Exercise task >> Lines containing the word "events" need to be counted. Please reply with how many there are, and nothing else.

___ Data supplied

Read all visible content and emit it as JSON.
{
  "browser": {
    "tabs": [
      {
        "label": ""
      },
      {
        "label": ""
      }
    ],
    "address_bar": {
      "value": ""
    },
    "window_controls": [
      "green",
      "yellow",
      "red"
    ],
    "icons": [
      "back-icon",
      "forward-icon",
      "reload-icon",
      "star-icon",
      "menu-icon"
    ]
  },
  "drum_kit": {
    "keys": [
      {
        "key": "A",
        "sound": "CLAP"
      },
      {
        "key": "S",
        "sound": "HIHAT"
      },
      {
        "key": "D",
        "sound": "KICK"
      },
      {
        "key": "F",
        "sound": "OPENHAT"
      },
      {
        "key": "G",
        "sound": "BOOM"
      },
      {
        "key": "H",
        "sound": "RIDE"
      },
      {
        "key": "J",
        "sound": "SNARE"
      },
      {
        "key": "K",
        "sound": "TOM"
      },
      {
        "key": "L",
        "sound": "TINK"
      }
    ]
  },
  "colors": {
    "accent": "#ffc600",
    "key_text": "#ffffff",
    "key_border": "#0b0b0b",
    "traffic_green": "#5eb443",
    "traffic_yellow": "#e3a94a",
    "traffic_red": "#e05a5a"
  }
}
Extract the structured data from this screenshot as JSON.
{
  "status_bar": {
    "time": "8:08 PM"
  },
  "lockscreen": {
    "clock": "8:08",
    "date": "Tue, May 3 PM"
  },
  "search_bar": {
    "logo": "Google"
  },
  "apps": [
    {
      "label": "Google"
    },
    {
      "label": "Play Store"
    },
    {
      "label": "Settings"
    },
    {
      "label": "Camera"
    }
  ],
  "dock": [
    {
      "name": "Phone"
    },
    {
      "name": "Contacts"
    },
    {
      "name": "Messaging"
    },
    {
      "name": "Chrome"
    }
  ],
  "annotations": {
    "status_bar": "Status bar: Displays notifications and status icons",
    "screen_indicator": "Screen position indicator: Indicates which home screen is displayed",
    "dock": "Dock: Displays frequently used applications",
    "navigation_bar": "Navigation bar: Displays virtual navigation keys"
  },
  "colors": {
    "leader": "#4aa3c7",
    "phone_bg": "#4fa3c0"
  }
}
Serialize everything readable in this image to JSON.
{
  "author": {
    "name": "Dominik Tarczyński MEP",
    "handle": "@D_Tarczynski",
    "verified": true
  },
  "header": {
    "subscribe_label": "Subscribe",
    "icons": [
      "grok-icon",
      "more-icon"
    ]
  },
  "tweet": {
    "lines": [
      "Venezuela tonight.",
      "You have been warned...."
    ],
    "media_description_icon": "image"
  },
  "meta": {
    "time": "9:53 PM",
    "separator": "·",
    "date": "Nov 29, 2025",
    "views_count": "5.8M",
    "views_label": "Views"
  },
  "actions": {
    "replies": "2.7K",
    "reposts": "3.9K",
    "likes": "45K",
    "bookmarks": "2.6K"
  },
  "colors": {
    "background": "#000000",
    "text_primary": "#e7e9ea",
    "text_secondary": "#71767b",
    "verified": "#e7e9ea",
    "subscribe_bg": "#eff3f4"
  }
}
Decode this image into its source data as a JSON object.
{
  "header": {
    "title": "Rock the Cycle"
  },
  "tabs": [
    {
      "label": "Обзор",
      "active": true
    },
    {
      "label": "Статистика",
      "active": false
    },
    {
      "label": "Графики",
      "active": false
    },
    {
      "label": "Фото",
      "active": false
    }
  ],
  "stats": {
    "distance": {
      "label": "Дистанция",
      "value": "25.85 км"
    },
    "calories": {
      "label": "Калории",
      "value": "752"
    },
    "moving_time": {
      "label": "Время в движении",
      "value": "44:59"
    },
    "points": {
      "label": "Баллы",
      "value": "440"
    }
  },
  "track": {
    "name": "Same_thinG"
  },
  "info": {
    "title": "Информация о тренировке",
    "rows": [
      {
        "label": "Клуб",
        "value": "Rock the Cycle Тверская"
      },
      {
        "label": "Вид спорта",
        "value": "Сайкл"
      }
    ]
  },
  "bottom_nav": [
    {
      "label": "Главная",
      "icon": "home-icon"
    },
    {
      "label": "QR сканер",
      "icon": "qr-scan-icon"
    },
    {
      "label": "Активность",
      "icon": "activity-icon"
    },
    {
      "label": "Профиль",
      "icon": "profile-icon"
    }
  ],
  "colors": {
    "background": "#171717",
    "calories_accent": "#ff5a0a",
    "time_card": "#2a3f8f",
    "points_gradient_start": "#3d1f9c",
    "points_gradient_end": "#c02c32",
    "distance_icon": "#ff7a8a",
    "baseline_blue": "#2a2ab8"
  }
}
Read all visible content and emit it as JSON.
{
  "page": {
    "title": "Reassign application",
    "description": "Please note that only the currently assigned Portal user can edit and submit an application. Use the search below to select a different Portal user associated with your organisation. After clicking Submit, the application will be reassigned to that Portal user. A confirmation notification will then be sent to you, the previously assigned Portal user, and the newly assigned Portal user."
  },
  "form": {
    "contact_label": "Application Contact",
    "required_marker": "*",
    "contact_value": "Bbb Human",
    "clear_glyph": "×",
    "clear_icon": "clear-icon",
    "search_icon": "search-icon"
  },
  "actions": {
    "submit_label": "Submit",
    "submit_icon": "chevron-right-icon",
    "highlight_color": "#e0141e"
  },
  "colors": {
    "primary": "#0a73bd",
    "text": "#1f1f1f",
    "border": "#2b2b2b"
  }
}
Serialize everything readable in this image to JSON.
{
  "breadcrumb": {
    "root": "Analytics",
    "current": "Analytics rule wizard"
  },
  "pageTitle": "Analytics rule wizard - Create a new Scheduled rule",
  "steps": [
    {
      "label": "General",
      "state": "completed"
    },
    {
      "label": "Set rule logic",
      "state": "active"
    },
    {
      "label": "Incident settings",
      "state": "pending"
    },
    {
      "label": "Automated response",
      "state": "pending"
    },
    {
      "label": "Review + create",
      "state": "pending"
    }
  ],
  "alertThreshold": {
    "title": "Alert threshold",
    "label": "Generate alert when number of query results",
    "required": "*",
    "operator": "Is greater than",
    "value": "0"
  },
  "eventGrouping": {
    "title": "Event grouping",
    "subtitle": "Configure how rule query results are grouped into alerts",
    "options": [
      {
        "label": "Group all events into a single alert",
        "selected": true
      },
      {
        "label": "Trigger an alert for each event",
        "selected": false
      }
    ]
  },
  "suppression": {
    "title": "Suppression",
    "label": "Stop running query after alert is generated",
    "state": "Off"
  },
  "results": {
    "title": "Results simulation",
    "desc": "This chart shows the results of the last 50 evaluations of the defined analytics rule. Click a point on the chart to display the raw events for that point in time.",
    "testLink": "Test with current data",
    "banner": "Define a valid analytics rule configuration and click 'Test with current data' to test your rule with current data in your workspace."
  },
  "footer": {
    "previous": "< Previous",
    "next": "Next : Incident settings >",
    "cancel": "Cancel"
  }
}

______

Correct output >> 2